Reply with one number only: the count of lines below that contain the word "Esszimmer".
— START —
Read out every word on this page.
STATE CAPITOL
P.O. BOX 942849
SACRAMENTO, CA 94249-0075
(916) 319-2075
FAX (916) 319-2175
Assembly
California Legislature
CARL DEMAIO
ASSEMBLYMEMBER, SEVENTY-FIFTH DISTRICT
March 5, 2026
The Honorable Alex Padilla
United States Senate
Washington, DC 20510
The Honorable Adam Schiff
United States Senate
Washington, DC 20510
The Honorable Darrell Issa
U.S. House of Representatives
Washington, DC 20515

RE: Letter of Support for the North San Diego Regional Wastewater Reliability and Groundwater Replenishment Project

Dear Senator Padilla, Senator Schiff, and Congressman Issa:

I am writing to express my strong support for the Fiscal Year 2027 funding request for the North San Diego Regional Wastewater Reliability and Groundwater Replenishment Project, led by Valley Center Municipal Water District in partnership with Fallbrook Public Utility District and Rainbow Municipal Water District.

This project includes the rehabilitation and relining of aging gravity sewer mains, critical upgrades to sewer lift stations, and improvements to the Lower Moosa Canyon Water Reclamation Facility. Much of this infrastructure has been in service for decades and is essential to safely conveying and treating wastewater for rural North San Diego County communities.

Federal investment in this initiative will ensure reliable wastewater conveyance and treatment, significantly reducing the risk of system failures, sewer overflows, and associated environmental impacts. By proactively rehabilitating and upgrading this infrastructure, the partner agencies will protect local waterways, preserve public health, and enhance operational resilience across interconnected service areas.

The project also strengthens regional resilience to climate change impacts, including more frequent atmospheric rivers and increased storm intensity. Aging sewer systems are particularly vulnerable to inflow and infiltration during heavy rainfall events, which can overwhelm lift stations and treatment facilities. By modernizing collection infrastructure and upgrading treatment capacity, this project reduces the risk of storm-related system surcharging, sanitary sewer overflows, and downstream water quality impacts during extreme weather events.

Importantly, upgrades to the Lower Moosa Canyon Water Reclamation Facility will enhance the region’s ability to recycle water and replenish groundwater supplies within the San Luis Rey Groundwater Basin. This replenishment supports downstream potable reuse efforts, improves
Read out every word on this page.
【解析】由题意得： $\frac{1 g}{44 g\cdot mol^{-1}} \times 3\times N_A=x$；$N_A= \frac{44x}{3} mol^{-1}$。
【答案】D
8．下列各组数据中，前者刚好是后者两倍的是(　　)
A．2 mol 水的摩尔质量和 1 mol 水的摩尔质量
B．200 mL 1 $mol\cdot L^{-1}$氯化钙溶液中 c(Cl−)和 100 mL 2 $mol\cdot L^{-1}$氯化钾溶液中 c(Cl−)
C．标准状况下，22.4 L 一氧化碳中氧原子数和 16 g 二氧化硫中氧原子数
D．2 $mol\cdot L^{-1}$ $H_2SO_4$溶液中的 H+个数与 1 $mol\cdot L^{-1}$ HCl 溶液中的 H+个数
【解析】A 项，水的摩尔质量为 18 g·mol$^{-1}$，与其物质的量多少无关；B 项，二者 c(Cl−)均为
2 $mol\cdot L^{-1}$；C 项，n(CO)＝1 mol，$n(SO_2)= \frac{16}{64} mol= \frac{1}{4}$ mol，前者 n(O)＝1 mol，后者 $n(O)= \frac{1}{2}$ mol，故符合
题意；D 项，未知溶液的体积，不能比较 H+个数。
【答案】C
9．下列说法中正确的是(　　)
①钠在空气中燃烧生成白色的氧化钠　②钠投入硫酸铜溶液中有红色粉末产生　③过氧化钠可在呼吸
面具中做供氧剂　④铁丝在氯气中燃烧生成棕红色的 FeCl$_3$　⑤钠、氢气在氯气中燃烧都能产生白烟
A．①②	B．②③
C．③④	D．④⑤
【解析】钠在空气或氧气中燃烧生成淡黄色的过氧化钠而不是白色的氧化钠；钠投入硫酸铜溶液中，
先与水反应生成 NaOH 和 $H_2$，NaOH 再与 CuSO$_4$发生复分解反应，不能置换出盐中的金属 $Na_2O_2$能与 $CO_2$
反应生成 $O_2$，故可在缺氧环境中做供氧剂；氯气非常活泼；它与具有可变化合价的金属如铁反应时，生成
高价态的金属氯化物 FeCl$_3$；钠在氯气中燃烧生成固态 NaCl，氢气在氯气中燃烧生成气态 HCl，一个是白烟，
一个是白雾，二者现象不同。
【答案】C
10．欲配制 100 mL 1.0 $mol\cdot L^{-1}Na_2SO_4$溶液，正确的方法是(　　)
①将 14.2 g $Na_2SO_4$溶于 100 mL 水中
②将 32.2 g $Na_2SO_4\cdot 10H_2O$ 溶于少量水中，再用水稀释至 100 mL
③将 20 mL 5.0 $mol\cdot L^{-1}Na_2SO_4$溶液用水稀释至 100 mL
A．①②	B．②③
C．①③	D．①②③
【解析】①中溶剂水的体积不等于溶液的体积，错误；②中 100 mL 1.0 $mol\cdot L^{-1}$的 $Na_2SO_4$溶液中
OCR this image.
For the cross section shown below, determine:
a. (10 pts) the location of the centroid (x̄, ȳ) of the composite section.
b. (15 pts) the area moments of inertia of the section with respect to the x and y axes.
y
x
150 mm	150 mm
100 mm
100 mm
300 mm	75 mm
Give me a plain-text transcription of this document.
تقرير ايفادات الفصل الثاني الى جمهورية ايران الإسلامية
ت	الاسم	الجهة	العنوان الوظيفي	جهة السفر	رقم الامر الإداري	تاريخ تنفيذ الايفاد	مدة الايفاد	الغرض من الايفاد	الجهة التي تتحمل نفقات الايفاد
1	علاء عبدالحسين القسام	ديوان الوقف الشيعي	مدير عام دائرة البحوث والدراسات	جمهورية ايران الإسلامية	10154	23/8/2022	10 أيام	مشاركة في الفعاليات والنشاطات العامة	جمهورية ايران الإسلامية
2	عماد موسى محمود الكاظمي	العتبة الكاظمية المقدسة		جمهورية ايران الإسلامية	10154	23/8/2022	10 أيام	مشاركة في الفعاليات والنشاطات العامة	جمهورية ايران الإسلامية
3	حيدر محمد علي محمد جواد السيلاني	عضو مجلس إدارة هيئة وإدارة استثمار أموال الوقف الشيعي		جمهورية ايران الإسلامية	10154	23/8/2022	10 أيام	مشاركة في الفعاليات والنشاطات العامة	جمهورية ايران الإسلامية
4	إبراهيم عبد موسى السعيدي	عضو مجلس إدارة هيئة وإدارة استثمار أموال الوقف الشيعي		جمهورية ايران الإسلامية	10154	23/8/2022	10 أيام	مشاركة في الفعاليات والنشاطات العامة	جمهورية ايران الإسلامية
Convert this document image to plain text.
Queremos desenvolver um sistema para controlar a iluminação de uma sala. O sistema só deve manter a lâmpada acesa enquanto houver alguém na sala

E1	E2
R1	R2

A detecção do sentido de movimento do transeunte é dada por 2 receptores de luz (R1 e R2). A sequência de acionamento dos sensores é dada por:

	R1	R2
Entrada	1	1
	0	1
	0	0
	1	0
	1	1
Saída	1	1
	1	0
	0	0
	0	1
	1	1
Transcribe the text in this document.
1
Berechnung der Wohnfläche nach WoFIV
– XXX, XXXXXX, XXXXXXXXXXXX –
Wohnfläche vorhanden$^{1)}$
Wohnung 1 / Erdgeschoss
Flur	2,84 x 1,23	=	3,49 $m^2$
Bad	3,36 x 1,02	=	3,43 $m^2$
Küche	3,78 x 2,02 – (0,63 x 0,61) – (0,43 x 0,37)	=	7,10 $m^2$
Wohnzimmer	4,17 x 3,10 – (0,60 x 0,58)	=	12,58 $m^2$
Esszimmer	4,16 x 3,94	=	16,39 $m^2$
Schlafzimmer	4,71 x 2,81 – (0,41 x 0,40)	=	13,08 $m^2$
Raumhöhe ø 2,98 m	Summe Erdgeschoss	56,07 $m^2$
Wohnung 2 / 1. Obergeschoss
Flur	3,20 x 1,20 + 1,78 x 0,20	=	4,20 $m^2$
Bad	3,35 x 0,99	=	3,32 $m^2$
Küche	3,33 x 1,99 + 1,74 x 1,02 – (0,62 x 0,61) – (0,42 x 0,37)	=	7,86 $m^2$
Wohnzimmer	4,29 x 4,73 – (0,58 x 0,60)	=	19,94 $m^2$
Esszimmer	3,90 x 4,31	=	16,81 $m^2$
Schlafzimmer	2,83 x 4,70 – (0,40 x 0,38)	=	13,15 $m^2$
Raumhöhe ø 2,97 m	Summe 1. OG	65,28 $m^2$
— END —
## Correct output
2